Locate the string "రసమయ" in the records below. Copy every line where it occurs.

______________________________

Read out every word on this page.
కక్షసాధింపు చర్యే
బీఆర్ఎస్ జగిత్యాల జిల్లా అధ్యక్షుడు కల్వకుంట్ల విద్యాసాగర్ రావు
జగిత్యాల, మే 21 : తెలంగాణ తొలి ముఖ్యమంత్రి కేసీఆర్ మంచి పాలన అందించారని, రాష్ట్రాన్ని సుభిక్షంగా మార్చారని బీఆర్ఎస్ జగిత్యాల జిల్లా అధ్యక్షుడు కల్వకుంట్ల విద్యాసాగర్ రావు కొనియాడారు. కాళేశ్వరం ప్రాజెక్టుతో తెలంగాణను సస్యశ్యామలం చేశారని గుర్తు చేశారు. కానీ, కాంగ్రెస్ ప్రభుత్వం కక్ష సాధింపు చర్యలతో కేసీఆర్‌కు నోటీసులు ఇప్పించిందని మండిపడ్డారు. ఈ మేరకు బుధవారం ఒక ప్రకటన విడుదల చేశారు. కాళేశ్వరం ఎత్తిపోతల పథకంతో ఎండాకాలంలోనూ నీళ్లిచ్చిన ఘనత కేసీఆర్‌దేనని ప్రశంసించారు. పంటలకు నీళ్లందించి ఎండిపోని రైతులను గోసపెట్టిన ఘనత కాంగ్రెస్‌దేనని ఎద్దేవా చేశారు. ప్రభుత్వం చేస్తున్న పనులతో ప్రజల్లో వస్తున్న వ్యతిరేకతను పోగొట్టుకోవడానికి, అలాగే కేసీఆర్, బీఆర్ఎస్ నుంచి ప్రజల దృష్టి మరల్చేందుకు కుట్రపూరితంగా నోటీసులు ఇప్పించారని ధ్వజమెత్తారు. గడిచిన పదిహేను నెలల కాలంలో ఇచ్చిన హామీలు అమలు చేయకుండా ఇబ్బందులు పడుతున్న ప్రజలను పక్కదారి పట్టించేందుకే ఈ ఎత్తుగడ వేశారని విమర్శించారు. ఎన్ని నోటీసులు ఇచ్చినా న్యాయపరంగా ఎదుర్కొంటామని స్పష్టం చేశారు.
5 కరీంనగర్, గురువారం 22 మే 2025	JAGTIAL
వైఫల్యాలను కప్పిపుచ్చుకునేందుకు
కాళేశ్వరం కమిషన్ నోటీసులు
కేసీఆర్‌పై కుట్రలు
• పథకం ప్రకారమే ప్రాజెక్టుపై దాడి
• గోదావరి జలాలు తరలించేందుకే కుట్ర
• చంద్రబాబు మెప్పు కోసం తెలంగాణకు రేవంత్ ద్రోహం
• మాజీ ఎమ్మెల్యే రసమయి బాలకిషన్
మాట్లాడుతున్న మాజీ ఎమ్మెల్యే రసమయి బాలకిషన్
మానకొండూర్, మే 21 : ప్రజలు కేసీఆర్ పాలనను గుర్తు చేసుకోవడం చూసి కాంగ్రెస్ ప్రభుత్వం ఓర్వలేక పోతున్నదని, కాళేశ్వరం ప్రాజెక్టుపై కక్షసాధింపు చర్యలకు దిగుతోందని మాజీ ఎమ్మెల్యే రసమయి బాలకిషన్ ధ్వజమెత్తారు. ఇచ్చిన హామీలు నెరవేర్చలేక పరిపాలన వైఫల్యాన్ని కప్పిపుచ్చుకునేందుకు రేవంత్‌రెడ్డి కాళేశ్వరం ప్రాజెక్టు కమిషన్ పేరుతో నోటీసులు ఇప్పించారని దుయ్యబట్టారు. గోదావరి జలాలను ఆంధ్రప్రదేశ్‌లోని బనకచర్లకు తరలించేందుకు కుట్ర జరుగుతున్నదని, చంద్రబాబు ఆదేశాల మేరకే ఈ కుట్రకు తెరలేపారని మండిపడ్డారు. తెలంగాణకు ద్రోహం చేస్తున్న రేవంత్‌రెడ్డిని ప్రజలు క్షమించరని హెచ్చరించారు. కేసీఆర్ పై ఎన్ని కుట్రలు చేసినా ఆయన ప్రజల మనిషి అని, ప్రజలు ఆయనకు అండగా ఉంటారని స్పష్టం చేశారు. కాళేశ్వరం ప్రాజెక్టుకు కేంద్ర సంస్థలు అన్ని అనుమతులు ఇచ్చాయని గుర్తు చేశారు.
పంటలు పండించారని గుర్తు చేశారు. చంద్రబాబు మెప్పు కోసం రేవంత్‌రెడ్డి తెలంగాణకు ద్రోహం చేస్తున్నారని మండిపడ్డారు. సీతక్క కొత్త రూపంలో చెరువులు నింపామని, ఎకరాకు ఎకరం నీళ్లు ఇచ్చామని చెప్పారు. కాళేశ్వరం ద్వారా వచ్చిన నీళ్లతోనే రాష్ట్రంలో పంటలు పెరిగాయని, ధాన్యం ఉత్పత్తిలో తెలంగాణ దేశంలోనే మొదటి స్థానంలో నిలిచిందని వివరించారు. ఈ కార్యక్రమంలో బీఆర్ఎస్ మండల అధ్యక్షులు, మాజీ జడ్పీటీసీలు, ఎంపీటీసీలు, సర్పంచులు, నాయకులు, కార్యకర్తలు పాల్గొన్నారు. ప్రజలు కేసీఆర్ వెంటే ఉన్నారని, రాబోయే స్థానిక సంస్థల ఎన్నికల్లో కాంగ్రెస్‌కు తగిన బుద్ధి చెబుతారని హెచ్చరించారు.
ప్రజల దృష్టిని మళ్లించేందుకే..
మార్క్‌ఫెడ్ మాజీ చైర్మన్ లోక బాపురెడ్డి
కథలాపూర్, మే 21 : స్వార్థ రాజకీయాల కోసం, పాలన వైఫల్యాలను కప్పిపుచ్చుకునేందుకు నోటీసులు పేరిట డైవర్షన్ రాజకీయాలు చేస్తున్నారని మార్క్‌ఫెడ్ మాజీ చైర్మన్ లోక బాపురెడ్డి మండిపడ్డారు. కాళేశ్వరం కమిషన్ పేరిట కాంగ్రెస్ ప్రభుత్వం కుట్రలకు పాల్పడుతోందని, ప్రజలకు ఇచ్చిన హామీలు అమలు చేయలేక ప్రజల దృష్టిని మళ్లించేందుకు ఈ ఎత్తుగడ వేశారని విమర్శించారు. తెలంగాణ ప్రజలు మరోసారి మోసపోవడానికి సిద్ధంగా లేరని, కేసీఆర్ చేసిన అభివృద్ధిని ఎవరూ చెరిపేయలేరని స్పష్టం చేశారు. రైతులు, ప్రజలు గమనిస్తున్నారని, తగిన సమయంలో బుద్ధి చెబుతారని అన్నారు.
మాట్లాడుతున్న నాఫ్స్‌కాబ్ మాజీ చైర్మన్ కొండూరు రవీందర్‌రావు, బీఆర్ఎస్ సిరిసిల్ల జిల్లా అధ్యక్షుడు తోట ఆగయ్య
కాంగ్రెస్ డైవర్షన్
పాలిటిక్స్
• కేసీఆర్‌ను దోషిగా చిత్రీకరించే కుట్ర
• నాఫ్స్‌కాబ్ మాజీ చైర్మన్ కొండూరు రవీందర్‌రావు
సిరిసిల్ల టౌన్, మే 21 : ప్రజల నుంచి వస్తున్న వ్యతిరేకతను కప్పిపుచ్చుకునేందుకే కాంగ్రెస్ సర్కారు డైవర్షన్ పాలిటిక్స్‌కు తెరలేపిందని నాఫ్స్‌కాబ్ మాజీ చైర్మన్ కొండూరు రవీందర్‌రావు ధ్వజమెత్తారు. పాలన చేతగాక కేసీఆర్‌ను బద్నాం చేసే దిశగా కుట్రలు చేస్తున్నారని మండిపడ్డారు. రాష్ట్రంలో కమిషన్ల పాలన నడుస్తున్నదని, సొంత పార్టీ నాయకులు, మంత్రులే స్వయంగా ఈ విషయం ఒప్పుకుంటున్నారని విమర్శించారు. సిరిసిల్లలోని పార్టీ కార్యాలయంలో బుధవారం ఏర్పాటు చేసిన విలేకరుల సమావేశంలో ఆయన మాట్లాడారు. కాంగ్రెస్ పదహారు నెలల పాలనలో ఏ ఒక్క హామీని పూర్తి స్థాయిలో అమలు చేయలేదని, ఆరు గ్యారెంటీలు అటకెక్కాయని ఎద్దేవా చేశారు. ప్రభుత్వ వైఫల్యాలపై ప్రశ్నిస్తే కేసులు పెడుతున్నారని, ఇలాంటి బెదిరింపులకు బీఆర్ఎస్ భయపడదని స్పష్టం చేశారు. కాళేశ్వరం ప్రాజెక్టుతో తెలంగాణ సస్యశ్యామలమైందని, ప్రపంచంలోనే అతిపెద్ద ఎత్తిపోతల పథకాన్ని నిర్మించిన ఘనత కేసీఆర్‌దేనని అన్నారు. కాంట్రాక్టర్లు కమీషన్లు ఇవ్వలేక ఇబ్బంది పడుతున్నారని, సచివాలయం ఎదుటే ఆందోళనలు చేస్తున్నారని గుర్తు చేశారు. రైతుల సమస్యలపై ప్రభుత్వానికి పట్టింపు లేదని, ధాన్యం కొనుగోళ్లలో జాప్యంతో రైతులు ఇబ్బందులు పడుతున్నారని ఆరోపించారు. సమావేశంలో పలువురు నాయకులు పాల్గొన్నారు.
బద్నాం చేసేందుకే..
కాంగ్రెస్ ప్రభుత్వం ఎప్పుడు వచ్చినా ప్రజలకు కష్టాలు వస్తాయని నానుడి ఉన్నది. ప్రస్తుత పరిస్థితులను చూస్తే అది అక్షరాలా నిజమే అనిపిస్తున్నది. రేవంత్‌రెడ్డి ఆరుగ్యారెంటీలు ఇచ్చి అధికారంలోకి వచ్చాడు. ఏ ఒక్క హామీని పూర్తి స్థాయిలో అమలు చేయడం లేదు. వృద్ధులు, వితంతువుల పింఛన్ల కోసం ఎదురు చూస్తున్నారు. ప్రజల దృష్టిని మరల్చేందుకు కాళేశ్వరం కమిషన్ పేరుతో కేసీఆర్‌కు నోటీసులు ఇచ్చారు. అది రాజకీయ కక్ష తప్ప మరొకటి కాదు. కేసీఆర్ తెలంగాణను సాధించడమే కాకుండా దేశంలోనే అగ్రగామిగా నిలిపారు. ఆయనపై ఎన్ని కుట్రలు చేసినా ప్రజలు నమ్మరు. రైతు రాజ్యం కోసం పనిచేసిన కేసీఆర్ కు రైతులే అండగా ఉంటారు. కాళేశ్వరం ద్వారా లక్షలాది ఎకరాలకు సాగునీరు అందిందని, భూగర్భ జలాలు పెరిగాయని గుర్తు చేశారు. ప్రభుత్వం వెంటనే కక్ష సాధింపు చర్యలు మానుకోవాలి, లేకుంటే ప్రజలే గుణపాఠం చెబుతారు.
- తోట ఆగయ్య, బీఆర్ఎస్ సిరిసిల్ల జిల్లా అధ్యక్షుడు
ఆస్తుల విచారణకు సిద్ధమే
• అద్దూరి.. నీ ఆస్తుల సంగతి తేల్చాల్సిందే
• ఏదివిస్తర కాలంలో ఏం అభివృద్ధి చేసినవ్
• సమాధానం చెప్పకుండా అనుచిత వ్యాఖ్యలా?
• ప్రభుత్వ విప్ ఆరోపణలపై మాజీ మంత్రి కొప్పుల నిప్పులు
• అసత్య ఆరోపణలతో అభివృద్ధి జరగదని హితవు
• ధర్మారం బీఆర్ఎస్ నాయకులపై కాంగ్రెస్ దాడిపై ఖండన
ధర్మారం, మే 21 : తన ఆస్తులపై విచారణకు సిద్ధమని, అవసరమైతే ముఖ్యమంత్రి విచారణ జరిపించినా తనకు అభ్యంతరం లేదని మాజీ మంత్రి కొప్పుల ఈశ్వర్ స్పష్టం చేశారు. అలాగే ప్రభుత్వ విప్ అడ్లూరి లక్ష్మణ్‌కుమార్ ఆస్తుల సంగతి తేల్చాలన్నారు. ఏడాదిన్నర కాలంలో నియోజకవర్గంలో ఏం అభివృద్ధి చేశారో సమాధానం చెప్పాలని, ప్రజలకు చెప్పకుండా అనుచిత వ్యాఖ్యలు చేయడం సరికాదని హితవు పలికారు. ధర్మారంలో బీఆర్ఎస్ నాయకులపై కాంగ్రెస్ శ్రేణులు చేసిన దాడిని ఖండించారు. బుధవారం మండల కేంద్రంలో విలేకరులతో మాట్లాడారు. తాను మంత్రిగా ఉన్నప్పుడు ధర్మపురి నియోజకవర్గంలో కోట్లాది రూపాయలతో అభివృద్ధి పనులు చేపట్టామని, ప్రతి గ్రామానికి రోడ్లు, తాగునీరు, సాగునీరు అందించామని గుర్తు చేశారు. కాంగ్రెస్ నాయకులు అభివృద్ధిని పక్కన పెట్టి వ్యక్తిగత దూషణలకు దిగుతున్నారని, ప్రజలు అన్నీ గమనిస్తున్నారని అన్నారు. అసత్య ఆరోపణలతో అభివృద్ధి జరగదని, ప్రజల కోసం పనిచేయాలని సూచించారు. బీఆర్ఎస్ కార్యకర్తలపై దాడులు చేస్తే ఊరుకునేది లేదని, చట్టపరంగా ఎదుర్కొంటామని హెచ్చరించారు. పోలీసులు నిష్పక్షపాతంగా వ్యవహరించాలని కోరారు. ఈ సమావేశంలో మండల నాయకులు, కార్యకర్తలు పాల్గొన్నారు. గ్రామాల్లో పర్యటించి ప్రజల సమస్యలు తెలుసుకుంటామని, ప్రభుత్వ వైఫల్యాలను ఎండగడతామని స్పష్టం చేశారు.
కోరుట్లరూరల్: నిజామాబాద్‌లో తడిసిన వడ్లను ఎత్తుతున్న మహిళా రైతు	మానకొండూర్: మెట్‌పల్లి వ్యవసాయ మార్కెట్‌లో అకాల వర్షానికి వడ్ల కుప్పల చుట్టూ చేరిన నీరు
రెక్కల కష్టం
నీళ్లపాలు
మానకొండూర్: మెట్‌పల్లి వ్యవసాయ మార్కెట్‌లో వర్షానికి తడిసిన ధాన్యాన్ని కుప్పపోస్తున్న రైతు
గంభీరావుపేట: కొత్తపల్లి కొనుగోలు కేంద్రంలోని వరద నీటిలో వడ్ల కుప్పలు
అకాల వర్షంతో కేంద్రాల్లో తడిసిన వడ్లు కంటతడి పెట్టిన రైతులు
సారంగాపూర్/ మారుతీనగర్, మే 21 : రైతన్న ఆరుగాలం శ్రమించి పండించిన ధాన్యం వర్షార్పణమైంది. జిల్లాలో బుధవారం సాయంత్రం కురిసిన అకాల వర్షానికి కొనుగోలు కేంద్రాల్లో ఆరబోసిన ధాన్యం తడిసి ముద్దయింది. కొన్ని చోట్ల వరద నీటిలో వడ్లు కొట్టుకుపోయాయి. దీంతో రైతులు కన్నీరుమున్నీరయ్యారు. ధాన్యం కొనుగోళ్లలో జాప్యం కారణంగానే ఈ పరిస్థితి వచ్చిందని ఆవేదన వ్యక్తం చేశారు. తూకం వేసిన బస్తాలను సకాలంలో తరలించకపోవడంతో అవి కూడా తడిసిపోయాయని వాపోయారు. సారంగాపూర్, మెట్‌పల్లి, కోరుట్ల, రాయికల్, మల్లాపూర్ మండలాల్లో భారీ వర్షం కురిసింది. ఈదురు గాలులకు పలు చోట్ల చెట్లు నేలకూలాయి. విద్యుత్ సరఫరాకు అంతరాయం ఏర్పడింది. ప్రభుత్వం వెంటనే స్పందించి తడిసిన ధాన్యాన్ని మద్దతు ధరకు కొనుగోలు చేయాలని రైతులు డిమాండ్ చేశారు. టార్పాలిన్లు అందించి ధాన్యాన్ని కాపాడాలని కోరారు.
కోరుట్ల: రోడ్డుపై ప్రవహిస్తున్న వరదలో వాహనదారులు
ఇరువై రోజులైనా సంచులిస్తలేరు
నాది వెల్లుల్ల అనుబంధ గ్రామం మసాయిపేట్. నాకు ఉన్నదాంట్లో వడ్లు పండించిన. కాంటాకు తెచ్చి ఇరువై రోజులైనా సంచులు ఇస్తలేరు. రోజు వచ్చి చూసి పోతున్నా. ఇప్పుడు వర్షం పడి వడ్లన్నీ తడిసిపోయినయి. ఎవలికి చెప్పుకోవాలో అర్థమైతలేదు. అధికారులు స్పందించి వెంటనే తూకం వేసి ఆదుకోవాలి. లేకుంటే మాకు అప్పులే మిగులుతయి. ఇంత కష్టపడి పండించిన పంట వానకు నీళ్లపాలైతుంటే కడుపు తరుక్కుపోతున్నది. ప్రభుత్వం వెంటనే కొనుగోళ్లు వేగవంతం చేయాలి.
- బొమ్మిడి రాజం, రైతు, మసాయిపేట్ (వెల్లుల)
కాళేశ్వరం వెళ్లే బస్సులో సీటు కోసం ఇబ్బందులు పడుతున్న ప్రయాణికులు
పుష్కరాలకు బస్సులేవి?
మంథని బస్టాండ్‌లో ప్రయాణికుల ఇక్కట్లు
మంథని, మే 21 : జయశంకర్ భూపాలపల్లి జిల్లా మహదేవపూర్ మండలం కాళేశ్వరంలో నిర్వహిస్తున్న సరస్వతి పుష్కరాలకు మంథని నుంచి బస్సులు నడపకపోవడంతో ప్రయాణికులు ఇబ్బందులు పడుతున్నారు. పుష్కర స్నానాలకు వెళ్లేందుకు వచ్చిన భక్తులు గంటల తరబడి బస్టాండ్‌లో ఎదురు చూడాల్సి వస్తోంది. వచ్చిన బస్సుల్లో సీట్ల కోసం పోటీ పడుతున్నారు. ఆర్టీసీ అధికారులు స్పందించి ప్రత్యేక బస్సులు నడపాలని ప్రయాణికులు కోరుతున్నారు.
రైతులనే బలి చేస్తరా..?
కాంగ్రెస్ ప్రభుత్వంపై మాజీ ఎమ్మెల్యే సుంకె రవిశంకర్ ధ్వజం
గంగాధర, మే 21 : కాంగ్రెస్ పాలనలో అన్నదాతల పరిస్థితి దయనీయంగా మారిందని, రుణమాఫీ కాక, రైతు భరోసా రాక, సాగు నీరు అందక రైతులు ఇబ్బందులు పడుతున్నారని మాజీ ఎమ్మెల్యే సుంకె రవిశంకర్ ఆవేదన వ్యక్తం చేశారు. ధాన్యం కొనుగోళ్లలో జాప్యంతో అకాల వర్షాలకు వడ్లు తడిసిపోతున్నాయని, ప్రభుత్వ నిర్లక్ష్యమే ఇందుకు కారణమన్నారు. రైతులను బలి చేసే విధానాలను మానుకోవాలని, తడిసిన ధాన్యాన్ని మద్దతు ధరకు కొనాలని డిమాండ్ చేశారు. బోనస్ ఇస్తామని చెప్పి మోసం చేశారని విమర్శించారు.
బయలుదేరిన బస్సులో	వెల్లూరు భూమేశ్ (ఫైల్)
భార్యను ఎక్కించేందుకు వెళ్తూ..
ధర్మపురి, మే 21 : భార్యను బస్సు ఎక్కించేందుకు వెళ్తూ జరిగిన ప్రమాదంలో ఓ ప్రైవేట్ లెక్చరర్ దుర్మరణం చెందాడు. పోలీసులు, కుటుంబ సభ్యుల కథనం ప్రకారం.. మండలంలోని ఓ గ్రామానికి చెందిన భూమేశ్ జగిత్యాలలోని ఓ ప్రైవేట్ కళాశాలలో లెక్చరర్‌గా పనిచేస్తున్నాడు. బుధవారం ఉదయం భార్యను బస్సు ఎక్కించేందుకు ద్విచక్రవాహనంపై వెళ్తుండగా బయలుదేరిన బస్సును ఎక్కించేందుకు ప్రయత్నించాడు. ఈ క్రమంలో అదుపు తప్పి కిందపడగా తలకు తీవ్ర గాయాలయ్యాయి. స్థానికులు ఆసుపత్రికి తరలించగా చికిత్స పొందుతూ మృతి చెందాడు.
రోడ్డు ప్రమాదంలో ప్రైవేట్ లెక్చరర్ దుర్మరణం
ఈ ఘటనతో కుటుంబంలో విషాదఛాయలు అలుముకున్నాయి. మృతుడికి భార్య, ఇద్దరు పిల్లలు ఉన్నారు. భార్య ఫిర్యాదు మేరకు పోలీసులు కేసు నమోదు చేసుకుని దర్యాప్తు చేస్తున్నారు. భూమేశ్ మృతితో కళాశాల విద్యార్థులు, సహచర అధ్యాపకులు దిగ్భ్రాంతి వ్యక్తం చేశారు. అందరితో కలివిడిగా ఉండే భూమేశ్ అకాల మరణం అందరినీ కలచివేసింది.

______________________________

§ Final result
• మాజీ ఎమ్మెల్యే రసమయి బాలకిషన్
మాట్లాడుతున్న మాజీ ఎమ్మెల్యే రసమయి బాలకిషన్
మానకొండూర్, మే 21 : ప్రజలు కేసీఆర్ పాలనను గుర్తు చేసుకోవడం చూసి కాంగ్రెస్ ప్రభుత్వం ఓర్వలేక పోతున్నదని, కాళేశ్వరం ప్రాజెక్టుపై కక్షసాధింపు చర్యలకు దిగుతోందని మాజీ ఎమ్మెల్యే రసమయి బాలకిషన్ ధ్వజమెత్తారు. ఇచ్చిన హామీలు నెరవేర్చలేక పరిపాలన వైఫల్యాన్ని కప్పిపుచ్చుకునేందుకు రేవంత్‌రెడ్డి కాళేశ్వరం ప్రాజెక్టు కమిషన్ పేరుతో నోటీసులు ఇప్పించారని దుయ్యబట్టారు. గోదావరి జలాలను ఆంధ్రప్రదేశ్‌లోని బనకచర్లకు తరలించేందుకు కుట్ర జరుగుతున్నదని, చంద్రబాబు ఆదేశాల మేరకే ఈ కుట్రకు తెరలేపారని మండిపడ్డారు. తెలంగాణకు ద్రోహం చేస్తున్న రేవంత్‌రెడ్డిని ప్రజలు క్షమించరని హెచ్చరించారు. కేసీఆర్ పై ఎన్ని కుట్రలు చేసినా ఆయన ప్రజల మనిషి అని, ప్రజలు ఆయనకు అండగా ఉంటారని స్పష్టం చేశారు. కాళేశ్వరం ప్రాజెక్టుకు కేంద్ర సంస్థలు అన్ని అనుమతులు ఇచ్చాయని గుర్తు చేశారు.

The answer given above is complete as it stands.